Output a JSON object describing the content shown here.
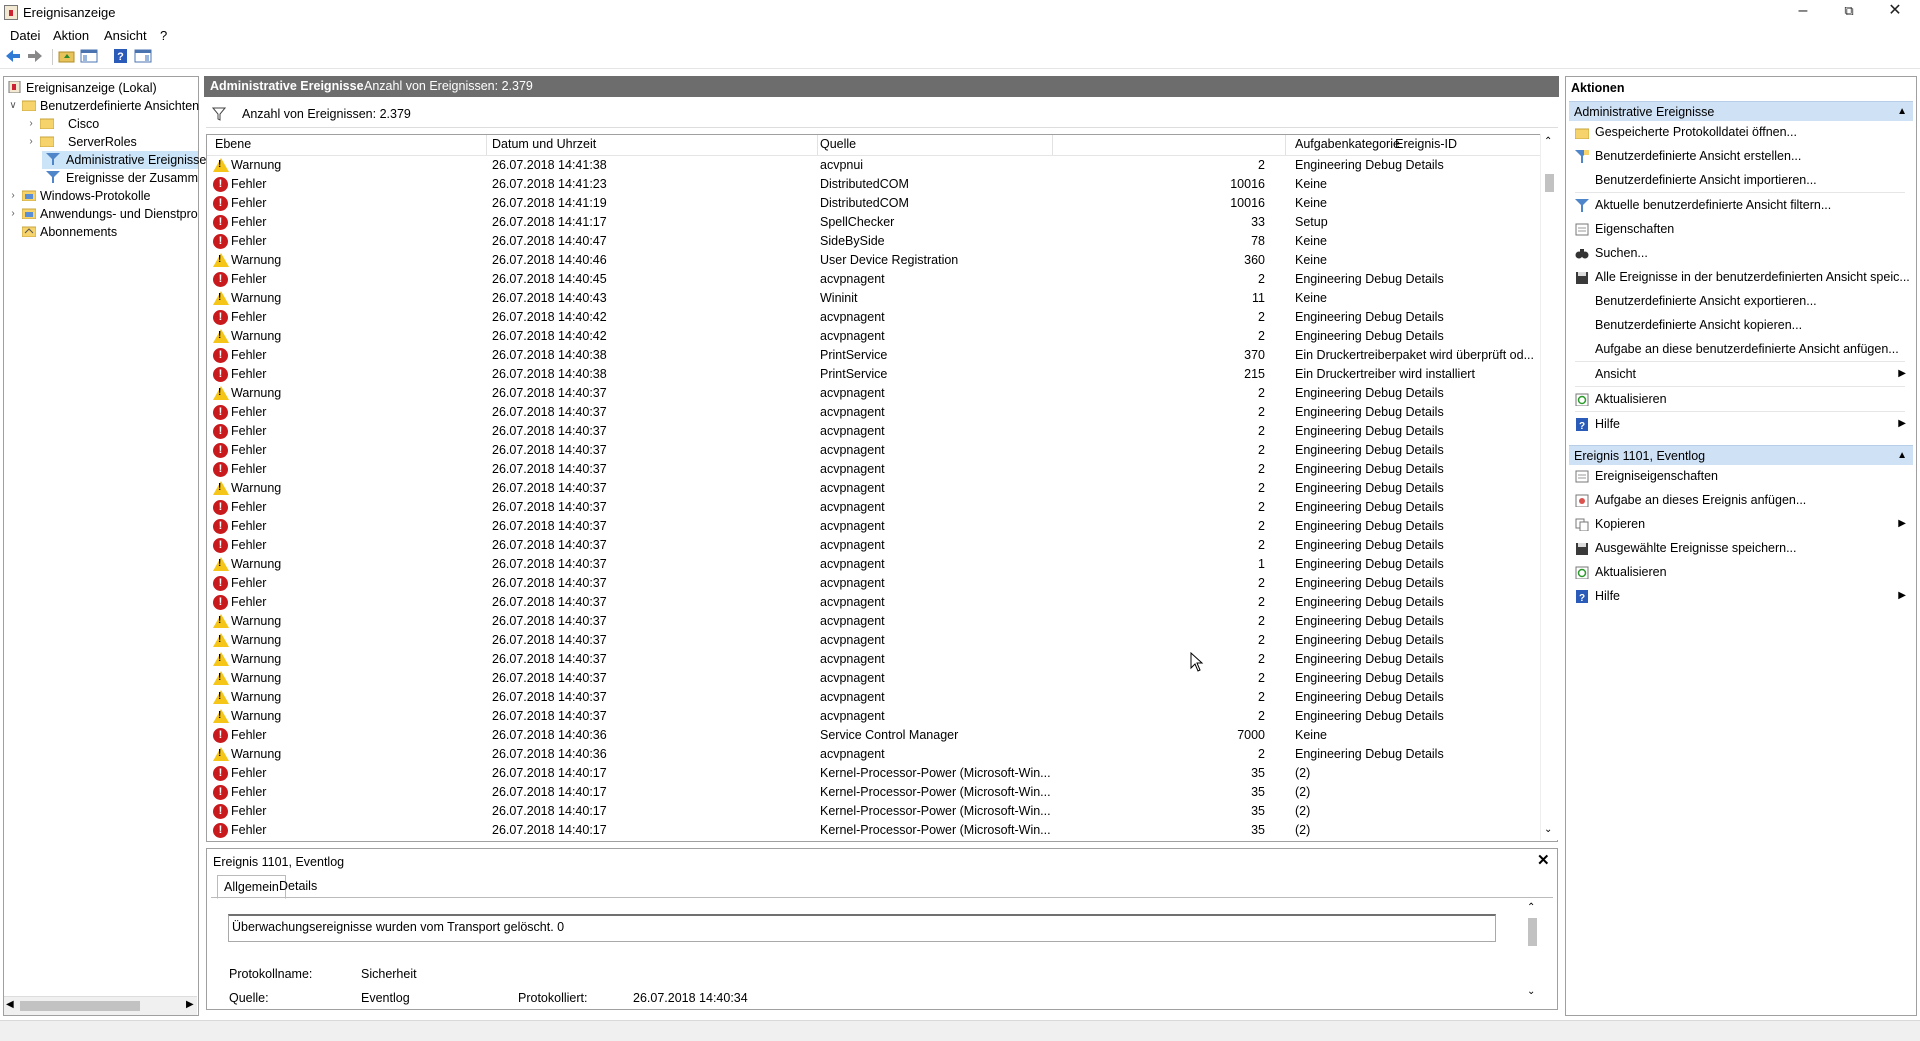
{
  "window": {
    "title": "Ereignisanzeige"
  },
  "menu": [
    "Datei",
    "Aktion",
    "Ansicht",
    "?"
  ],
  "tree": {
    "root": "Ereignisanzeige (Lokal)",
    "custom_views": "Benutzerdefinierte Ansichten",
    "cisco": "Cisco",
    "serverroles": "ServerRoles",
    "admin_events": "Administrative Ereignisse",
    "summary_events": "Ereignisse der Zusammen",
    "windows_logs": "Windows-Protokolle",
    "app_services": "Anwendungs- und Dienstpro",
    "subscriptions": "Abonnements"
  },
  "center": {
    "header_title": "Administrative Ereignisse",
    "header_count": "Anzahl von Ereignissen: 2.379",
    "filter_text": "Anzahl von Ereignissen: 2.379",
    "columns": [
      "Ebene",
      "Datum und Uhrzeit",
      "Quelle",
      "Ereignis-ID",
      "Aufgabenkategorie"
    ],
    "rows": [
      [
        "warn",
        "Warnung",
        "26.07.2018 14:41:38",
        "acvpnui",
        "2",
        "Engineering Debug Details"
      ],
      [
        "err",
        "Fehler",
        "26.07.2018 14:41:23",
        "DistributedCOM",
        "10016",
        "Keine"
      ],
      [
        "err",
        "Fehler",
        "26.07.2018 14:41:19",
        "DistributedCOM",
        "10016",
        "Keine"
      ],
      [
        "err",
        "Fehler",
        "26.07.2018 14:41:17",
        "SpellChecker",
        "33",
        "Setup"
      ],
      [
        "err",
        "Fehler",
        "26.07.2018 14:40:47",
        "SideBySide",
        "78",
        "Keine"
      ],
      [
        "warn",
        "Warnung",
        "26.07.2018 14:40:46",
        "User Device Registration",
        "360",
        "Keine"
      ],
      [
        "err",
        "Fehler",
        "26.07.2018 14:40:45",
        "acvpnagent",
        "2",
        "Engineering Debug Details"
      ],
      [
        "warn",
        "Warnung",
        "26.07.2018 14:40:43",
        "Wininit",
        "11",
        "Keine"
      ],
      [
        "err",
        "Fehler",
        "26.07.2018 14:40:42",
        "acvpnagent",
        "2",
        "Engineering Debug Details"
      ],
      [
        "warn",
        "Warnung",
        "26.07.2018 14:40:42",
        "acvpnagent",
        "2",
        "Engineering Debug Details"
      ],
      [
        "err",
        "Fehler",
        "26.07.2018 14:40:38",
        "PrintService",
        "370",
        "Ein Druckertreiberpaket wird überprüft od..."
      ],
      [
        "err",
        "Fehler",
        "26.07.2018 14:40:38",
        "PrintService",
        "215",
        "Ein Druckertreiber wird installiert"
      ],
      [
        "warn",
        "Warnung",
        "26.07.2018 14:40:37",
        "acvpnagent",
        "2",
        "Engineering Debug Details"
      ],
      [
        "err",
        "Fehler",
        "26.07.2018 14:40:37",
        "acvpnagent",
        "2",
        "Engineering Debug Details"
      ],
      [
        "err",
        "Fehler",
        "26.07.2018 14:40:37",
        "acvpnagent",
        "2",
        "Engineering Debug Details"
      ],
      [
        "err",
        "Fehler",
        "26.07.2018 14:40:37",
        "acvpnagent",
        "2",
        "Engineering Debug Details"
      ],
      [
        "err",
        "Fehler",
        "26.07.2018 14:40:37",
        "acvpnagent",
        "2",
        "Engineering Debug Details"
      ],
      [
        "warn",
        "Warnung",
        "26.07.2018 14:40:37",
        "acvpnagent",
        "2",
        "Engineering Debug Details"
      ],
      [
        "err",
        "Fehler",
        "26.07.2018 14:40:37",
        "acvpnagent",
        "2",
        "Engineering Debug Details"
      ],
      [
        "err",
        "Fehler",
        "26.07.2018 14:40:37",
        "acvpnagent",
        "2",
        "Engineering Debug Details"
      ],
      [
        "err",
        "Fehler",
        "26.07.2018 14:40:37",
        "acvpnagent",
        "2",
        "Engineering Debug Details"
      ],
      [
        "warn",
        "Warnung",
        "26.07.2018 14:40:37",
        "acvpnagent",
        "1",
        "Engineering Debug Details"
      ],
      [
        "err",
        "Fehler",
        "26.07.2018 14:40:37",
        "acvpnagent",
        "2",
        "Engineering Debug Details"
      ],
      [
        "err",
        "Fehler",
        "26.07.2018 14:40:37",
        "acvpnagent",
        "2",
        "Engineering Debug Details"
      ],
      [
        "warn",
        "Warnung",
        "26.07.2018 14:40:37",
        "acvpnagent",
        "2",
        "Engineering Debug Details"
      ],
      [
        "warn",
        "Warnung",
        "26.07.2018 14:40:37",
        "acvpnagent",
        "2",
        "Engineering Debug Details"
      ],
      [
        "warn",
        "Warnung",
        "26.07.2018 14:40:37",
        "acvpnagent",
        "2",
        "Engineering Debug Details"
      ],
      [
        "warn",
        "Warnung",
        "26.07.2018 14:40:37",
        "acvpnagent",
        "2",
        "Engineering Debug Details"
      ],
      [
        "warn",
        "Warnung",
        "26.07.2018 14:40:37",
        "acvpnagent",
        "2",
        "Engineering Debug Details"
      ],
      [
        "warn",
        "Warnung",
        "26.07.2018 14:40:37",
        "acvpnagent",
        "2",
        "Engineering Debug Details"
      ],
      [
        "err",
        "Fehler",
        "26.07.2018 14:40:36",
        "Service Control Manager",
        "7000",
        "Keine"
      ],
      [
        "warn",
        "Warnung",
        "26.07.2018 14:40:36",
        "acvpnagent",
        "2",
        "Engineering Debug Details"
      ],
      [
        "err",
        "Fehler",
        "26.07.2018 14:40:17",
        "Kernel-Processor-Power (Microsoft-Win...",
        "35",
        "(2)"
      ],
      [
        "err",
        "Fehler",
        "26.07.2018 14:40:17",
        "Kernel-Processor-Power (Microsoft-Win...",
        "35",
        "(2)"
      ],
      [
        "err",
        "Fehler",
        "26.07.2018 14:40:17",
        "Kernel-Processor-Power (Microsoft-Win...",
        "35",
        "(2)"
      ],
      [
        "err",
        "Fehler",
        "26.07.2018 14:40:17",
        "Kernel-Processor-Power (Microsoft-Win...",
        "35",
        "(2)"
      ]
    ]
  },
  "detail": {
    "title": "Ereignis 1101, Eventlog",
    "tabs": [
      "Allgemein",
      "Details"
    ],
    "message": "Überwachungsereignisse wurden vom Transport gelöscht. 0",
    "logname_label": "Protokollname:",
    "logname_value": "Sicherheit",
    "source_label": "Quelle:",
    "source_value": "Eventlog",
    "logged_label": "Protokolliert:",
    "logged_value": "26.07.2018 14:40:34"
  },
  "actions": {
    "title": "Aktionen",
    "section1": "Administrative Ereignisse",
    "items1": [
      {
        "label": "Gespeicherte Protokolldatei öffnen...",
        "icon": "open-folder-icon",
        "arrow": false
      },
      {
        "label": "Benutzerdefinierte Ansicht erstellen...",
        "icon": "filter-create-icon",
        "arrow": false
      },
      {
        "label": "Benutzerdefinierte Ansicht importieren...",
        "icon": "",
        "arrow": false
      },
      {
        "label": "Aktuelle benutzerdefinierte Ansicht filtern...",
        "icon": "filter-icon",
        "arrow": false
      },
      {
        "label": "Eigenschaften",
        "icon": "properties-icon",
        "arrow": false
      },
      {
        "label": "Suchen...",
        "icon": "binoculars-icon",
        "arrow": false
      },
      {
        "label": "Alle Ereignisse in der benutzerdefinierten Ansicht speic...",
        "icon": "save-icon",
        "arrow": false
      },
      {
        "label": "Benutzerdefinierte Ansicht exportieren...",
        "icon": "",
        "arrow": false
      },
      {
        "label": "Benutzerdefinierte Ansicht kopieren...",
        "icon": "",
        "arrow": false
      },
      {
        "label": "Aufgabe an diese benutzerdefinierte Ansicht anfügen...",
        "icon": "",
        "arrow": false
      },
      {
        "label": "Ansicht",
        "icon": "",
        "arrow": true
      },
      {
        "label": "Aktualisieren",
        "icon": "refresh-icon",
        "arrow": false
      },
      {
        "label": "Hilfe",
        "icon": "help-icon",
        "arrow": true
      }
    ],
    "section2": "Ereignis 1101, Eventlog",
    "items2": [
      {
        "label": "Ereigniseigenschaften",
        "icon": "properties-icon",
        "arrow": false
      },
      {
        "label": "Aufgabe an dieses Ereignis anfügen...",
        "icon": "task-icon",
        "arrow": false
      },
      {
        "label": "Kopieren",
        "icon": "copy-icon",
        "arrow": true
      },
      {
        "label": "Ausgewählte Ereignisse speichern...",
        "icon": "save-icon",
        "arrow": false
      },
      {
        "label": "Aktualisieren",
        "icon": "refresh-icon",
        "arrow": false
      },
      {
        "label": "Hilfe",
        "icon": "help-icon",
        "arrow": true
      }
    ]
  },
  "colors": {
    "error": "#c8191d",
    "warning": "#f5c518",
    "section_header": "#cfe1f5",
    "center_header": "#6d6d6d"
  }
}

━━━━

▸ **Prompt**:
Return the lines of the records that include the string "Anzahl".

▸ **Worked answer**:
    "header_count": "Anzahl von Ereignissen: 2.379",
    "filter_text": "Anzahl von Ereignissen: 2.379",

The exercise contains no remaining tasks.